***** EXTRACTED INFORMATION *****
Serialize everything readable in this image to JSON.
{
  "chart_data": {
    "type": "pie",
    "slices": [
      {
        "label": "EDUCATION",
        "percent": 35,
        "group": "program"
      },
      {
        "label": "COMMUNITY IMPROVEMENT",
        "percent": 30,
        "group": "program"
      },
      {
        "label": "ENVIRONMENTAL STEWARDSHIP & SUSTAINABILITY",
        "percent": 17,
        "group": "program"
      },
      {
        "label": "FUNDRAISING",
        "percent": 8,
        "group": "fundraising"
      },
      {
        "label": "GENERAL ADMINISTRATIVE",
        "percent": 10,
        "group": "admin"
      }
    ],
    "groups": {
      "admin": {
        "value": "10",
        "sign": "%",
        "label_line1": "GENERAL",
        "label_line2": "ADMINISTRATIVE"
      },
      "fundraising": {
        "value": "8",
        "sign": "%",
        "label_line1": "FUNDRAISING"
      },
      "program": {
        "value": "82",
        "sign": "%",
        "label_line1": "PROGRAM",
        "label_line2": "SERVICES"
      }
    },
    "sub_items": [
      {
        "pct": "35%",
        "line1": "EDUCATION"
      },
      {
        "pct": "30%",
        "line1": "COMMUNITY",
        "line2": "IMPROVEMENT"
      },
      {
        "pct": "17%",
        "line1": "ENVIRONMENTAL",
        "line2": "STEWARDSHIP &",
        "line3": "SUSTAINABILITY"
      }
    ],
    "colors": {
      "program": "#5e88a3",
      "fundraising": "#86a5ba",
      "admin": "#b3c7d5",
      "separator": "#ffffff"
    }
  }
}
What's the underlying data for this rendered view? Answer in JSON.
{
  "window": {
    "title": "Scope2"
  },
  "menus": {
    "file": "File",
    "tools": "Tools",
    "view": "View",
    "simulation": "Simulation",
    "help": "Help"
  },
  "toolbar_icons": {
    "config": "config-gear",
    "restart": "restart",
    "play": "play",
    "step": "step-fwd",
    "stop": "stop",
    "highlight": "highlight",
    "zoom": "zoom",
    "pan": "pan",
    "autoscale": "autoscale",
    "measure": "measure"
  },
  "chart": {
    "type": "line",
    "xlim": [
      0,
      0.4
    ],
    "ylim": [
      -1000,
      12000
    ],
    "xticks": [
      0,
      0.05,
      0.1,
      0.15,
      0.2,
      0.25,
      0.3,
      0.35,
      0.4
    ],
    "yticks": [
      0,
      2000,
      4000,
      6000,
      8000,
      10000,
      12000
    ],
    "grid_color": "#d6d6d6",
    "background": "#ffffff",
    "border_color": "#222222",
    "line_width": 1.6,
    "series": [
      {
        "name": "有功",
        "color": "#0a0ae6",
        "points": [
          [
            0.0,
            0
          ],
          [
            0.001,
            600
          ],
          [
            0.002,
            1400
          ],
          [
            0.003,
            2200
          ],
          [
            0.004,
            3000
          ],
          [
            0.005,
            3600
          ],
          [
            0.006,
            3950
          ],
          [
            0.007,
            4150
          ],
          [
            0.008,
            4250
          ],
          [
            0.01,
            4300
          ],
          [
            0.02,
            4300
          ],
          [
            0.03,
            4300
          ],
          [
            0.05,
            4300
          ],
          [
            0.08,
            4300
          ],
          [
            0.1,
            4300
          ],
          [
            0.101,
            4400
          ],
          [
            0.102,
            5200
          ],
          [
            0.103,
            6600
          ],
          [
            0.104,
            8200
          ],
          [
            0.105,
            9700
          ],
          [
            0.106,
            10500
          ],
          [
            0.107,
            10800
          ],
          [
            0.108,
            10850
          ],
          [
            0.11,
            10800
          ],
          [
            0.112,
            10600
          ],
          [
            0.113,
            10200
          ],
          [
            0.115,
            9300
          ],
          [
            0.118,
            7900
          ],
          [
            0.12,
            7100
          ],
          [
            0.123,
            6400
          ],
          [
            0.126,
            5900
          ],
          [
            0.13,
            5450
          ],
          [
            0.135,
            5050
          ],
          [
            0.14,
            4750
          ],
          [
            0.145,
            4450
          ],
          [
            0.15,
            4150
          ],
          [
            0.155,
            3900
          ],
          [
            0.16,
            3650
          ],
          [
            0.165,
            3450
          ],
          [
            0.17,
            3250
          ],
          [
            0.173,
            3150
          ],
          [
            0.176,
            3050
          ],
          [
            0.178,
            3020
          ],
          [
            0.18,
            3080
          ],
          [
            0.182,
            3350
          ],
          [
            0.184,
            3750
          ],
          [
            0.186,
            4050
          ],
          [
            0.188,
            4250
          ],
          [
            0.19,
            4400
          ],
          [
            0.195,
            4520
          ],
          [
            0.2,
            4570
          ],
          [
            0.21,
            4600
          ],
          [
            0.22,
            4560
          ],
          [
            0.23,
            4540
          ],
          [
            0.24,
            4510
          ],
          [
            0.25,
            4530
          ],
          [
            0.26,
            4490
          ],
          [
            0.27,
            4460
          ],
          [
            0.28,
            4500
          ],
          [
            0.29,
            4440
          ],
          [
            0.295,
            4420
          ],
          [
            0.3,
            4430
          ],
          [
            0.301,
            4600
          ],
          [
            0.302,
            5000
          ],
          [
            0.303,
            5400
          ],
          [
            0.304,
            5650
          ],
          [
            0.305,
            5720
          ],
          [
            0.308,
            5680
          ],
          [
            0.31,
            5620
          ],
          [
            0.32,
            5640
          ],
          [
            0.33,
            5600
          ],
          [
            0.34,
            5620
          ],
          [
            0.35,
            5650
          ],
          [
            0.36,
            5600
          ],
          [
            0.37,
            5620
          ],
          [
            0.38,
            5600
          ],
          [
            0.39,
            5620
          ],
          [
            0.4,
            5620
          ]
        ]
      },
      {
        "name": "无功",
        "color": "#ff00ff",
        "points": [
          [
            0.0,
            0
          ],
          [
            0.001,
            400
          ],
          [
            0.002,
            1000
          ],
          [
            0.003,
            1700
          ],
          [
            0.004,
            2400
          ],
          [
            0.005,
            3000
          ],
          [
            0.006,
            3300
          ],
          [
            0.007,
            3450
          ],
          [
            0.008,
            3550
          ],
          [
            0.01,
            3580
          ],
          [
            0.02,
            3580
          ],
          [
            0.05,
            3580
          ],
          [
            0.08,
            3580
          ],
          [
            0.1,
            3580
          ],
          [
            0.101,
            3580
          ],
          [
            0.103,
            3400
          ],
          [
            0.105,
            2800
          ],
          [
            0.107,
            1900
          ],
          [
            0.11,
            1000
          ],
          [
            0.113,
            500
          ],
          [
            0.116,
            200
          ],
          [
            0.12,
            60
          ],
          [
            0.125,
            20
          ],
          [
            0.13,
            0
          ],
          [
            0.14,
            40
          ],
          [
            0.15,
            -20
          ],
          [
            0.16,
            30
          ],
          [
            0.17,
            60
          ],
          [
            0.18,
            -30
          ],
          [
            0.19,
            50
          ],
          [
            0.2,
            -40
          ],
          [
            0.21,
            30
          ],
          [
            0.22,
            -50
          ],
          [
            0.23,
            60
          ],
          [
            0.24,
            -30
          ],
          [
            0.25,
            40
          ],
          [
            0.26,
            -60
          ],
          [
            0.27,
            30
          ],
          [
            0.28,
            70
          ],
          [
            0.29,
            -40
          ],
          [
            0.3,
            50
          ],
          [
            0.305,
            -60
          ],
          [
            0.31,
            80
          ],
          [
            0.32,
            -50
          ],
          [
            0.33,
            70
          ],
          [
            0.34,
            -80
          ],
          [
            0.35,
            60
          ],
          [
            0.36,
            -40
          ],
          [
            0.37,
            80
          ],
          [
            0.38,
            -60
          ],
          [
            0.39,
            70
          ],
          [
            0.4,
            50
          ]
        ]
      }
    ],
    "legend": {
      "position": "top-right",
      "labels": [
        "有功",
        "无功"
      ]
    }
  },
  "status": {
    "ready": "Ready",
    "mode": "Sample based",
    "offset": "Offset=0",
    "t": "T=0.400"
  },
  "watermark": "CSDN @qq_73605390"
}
*****
## GIVEN TASK
Work out how many lines of the data hold the string "IMPROVEMENT". Reply with that number alone.

## CORRECT OUTPUT
2